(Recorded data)

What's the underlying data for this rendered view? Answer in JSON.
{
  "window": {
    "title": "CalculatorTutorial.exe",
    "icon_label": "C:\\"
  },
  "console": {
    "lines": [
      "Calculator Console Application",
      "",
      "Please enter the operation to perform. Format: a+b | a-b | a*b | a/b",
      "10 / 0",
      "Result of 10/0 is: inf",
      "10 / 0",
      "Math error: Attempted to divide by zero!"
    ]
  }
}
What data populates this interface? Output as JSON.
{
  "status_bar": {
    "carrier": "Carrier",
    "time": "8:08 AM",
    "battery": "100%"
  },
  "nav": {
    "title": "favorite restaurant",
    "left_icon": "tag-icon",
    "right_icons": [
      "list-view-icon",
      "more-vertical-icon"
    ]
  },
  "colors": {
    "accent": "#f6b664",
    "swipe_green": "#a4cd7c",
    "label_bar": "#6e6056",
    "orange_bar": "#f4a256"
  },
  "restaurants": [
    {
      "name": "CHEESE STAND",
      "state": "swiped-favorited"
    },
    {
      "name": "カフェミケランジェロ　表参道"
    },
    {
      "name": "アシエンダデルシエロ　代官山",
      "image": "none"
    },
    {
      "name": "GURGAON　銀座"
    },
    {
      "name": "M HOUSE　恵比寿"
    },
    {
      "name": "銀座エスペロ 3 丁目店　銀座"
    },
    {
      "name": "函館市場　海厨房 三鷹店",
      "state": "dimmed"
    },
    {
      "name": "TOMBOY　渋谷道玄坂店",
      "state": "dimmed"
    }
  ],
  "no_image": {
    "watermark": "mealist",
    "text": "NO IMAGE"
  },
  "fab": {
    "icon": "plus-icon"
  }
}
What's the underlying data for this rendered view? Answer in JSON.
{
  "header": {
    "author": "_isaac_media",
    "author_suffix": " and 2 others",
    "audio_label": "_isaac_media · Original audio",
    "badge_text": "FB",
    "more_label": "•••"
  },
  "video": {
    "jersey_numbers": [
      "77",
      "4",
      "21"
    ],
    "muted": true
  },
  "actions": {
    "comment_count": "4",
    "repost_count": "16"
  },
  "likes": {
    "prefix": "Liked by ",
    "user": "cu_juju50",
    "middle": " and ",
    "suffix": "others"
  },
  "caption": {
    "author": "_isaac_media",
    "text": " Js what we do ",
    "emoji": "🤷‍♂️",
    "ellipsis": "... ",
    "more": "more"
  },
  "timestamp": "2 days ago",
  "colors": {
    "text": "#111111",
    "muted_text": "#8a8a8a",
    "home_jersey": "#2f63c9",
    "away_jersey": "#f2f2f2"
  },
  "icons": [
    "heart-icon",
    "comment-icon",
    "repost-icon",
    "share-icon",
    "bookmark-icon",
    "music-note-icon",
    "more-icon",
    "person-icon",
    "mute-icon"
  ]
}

» **WHAT YOU HAVE TO DO**: Take the lines above and retype all of them exactly.

» **CORRECT OUTPUT**:
What's the underlying data for this rendered view? Answer in JSON.
{
  "window": {
    "title": "CalculatorTutorial.exe",
    "icon_label": "C:\\"
  },
  "console": {
    "lines": [
      "Calculator Console Application",
      "",
      "Please enter the operation to perform. Format: a+b | a-b | a*b | a/b",
      "10 / 0",
      "Result of 10/0 is: inf",
      "10 / 0",
      "Math error: Attempted to divide by zero!"
    ]
  }
}
What data populates this interface? Output as JSON.
{
  "status_bar": {
    "carrier": "Carrier",
    "time": "8:08 AM",
    "battery": "100%"
  },
  "nav": {
    "title": "favorite restaurant",
    "left_icon": "tag-icon",
    "right_icons": [
      "list-view-icon",
      "more-vertical-icon"
    ]
  },
  "colors": {
    "accent": "#f6b664",
    "swipe_green": "#a4cd7c",
    "label_bar": "#6e6056",
    "orange_bar": "#f4a256"
  },
  "restaurants": [
    {
      "name": "CHEESE STAND",
      "state": "swiped-favorited"
    },
    {
      "name": "カフェミケランジェロ　表参道"
    },
    {
      "name": "アシエンダデルシエロ　代官山",
      "image": "none"
    },
    {
      "name": "GURGAON　銀座"
    },
    {
      "name": "M HOUSE　恵比寿"
    },
    {
      "name": "銀座エスペロ 3 丁目店　銀座"
    },
    {
      "name": "函館市場　海厨房 三鷹店",
      "state": "dimmed"
    },
    {
      "name": "TOMBOY　渋谷道玄坂店",
      "state": "dimmed"
    }
  ],
  "no_image": {
    "watermark": "mealist",
    "text": "NO IMAGE"
  },
  "fab": {
    "icon": "plus-icon"
  }
}
What's the underlying data for this rendered view? Answer in JSON.
{
  "header": {
    "author": "_isaac_media",
    "author_suffix": " and 2 others",
    "audio_label": "_isaac_media · Original audio",
    "badge_text": "FB",
    "more_label": "•••"
  },
  "video": {
    "jersey_numbers": [
      "77",
      "4",
      "21"
    ],
    "muted": true
  },
  "actions": {
    "comment_count": "4",
    "repost_count": "16"
  },
  "likes": {
    "prefix": "Liked by ",
    "user": "cu_juju50",
    "middle": " and ",
    "suffix": "others"
  },
  "caption": {
    "author": "_isaac_media",
    "text": " Js what we do ",
    "emoji": "🤷‍♂️",
    "ellipsis": "... ",
    "more": "more"
  },
  "timestamp": "2 days ago",
  "colors": {
    "text": "#111111",
    "muted_text": "#8a8a8a",
    "home_jersey": "#2f63c9",
    "away_jersey": "#f2f2f2"
  },
  "icons": [
    "heart-icon",
    "comment-icon",
    "repost-icon",
    "share-icon",
    "bookmark-icon",
    "music-note-icon",
    "more-icon",
    "person-icon",
    "mute-icon"
  ]
}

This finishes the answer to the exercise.